*YOUR TASK:*
Return verbatim the run of lines that opens with the line holding "What's the underlying" and closes with the last line of the records.

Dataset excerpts
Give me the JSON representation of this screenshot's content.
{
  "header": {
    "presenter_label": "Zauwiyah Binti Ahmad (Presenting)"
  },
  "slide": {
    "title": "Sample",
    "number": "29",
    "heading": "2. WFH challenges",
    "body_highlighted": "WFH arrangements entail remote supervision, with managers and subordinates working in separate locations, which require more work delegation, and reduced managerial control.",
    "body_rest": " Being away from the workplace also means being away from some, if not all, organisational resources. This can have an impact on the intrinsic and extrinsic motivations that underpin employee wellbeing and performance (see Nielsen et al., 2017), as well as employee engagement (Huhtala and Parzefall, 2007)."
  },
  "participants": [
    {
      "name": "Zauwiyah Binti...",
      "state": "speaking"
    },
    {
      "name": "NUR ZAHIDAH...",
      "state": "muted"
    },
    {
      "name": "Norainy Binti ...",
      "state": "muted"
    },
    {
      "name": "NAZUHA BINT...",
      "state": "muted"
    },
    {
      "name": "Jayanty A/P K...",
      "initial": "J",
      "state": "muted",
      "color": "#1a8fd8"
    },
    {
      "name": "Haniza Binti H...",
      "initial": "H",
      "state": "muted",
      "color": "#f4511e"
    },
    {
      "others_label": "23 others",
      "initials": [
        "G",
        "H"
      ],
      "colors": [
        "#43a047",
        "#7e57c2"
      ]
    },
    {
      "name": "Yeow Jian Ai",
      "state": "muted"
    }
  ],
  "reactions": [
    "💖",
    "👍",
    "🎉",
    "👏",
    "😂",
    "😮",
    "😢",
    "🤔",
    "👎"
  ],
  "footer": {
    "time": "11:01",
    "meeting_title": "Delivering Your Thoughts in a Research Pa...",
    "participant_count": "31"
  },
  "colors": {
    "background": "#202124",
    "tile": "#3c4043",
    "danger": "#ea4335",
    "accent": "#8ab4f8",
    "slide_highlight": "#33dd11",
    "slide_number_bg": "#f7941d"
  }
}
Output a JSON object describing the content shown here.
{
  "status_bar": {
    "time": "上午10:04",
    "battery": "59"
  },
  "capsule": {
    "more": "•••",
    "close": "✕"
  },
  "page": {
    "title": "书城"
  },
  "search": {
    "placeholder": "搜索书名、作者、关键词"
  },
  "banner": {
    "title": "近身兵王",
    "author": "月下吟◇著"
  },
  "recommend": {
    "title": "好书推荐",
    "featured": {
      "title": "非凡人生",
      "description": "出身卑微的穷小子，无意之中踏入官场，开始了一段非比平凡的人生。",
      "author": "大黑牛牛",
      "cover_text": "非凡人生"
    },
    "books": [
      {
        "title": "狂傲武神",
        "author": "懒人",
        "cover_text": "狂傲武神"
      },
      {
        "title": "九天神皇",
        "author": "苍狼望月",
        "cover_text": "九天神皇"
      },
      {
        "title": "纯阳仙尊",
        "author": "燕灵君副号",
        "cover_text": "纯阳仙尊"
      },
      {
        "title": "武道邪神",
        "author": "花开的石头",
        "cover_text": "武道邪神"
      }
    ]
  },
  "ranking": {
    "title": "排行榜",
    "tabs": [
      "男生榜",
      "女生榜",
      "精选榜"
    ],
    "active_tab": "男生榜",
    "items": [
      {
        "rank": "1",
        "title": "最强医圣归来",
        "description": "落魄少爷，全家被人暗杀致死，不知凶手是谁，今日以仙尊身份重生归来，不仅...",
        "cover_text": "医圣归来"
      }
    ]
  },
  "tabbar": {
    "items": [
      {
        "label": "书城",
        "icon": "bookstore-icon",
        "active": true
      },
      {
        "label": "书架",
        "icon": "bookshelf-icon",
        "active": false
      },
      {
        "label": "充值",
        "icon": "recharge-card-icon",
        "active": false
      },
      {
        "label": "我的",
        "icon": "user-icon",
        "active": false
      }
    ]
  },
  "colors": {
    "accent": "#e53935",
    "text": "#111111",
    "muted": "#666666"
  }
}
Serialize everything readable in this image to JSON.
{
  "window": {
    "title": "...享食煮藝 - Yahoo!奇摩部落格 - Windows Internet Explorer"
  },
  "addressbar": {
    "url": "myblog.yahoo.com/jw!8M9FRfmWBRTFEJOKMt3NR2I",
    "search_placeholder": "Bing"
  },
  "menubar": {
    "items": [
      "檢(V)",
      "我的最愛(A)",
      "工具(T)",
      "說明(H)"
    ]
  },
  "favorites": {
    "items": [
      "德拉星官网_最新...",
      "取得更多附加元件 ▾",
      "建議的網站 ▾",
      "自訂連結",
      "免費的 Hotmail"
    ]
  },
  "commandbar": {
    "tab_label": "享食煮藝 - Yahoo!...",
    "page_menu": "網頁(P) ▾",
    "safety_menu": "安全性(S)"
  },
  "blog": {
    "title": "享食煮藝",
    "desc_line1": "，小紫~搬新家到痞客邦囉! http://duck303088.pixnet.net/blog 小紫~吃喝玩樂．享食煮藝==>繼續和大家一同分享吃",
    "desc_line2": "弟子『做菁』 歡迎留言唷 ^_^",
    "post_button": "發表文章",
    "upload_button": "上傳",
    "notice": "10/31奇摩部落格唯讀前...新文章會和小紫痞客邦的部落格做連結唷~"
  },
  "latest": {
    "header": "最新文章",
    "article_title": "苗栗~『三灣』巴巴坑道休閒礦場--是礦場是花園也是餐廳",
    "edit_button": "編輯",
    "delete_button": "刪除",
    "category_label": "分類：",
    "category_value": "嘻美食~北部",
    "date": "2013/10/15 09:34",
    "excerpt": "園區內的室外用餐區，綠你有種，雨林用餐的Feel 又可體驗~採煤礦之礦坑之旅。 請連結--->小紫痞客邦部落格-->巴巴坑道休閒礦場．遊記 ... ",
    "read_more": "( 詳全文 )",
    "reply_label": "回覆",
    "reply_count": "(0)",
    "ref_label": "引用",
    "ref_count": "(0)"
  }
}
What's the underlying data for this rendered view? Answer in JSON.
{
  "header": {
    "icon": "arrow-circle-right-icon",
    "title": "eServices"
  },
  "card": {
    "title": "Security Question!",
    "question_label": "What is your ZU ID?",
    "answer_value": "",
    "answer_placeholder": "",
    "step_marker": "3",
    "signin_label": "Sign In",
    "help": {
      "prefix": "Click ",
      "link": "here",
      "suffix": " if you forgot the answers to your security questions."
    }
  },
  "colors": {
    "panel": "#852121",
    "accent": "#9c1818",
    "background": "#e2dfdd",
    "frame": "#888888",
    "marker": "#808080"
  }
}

*RESPONSE TO THE TASK:*
What's the underlying data for this rendered view? Answer in JSON.
{
  "header": {
    "icon": "arrow-circle-right-icon",
    "title": "eServices"
  },
  "card": {
    "title": "Security Question!",
    "question_label": "What is your ZU ID?",
    "answer_value": "",
    "answer_placeholder": "",
    "step_marker": "3",
    "signin_label": "Sign In",
    "help": {
      "prefix": "Click ",
      "link": "here",
      "suffix": " if you forgot the answers to your security questions."
    }
  },
  "colors": {
    "panel": "#852121",
    "accent": "#9c1818",
    "background": "#e2dfdd",
    "frame": "#888888",
    "marker": "#808080"
  }
}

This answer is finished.